_The exercise:_ Go through the data below and gather each line containing "name".

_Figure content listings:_
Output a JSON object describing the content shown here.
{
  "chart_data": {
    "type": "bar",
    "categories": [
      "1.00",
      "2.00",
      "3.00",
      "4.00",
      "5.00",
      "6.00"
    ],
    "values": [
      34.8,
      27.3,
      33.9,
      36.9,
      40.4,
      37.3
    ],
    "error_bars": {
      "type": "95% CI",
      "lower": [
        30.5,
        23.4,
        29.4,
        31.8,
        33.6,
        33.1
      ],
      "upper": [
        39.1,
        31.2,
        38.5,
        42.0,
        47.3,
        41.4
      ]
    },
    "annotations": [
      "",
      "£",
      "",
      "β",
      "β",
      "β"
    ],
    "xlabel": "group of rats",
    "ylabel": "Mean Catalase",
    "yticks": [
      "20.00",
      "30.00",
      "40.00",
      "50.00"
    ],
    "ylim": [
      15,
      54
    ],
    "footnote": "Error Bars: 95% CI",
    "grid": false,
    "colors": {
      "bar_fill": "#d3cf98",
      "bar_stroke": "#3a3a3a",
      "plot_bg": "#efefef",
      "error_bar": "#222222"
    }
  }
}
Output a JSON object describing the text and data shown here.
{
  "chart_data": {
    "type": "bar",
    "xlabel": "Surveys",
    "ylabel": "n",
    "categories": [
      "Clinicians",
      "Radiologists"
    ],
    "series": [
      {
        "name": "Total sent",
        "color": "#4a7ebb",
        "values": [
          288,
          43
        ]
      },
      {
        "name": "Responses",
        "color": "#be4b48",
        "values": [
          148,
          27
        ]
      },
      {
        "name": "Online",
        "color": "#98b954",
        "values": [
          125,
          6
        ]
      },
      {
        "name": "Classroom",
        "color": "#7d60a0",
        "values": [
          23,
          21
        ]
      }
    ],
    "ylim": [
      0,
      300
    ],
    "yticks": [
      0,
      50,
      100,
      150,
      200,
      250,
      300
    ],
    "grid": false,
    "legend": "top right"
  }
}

_Final result:_
        "name": "Total sent",
        "name": "Responses",
        "name": "Online",
        "name": "Classroom",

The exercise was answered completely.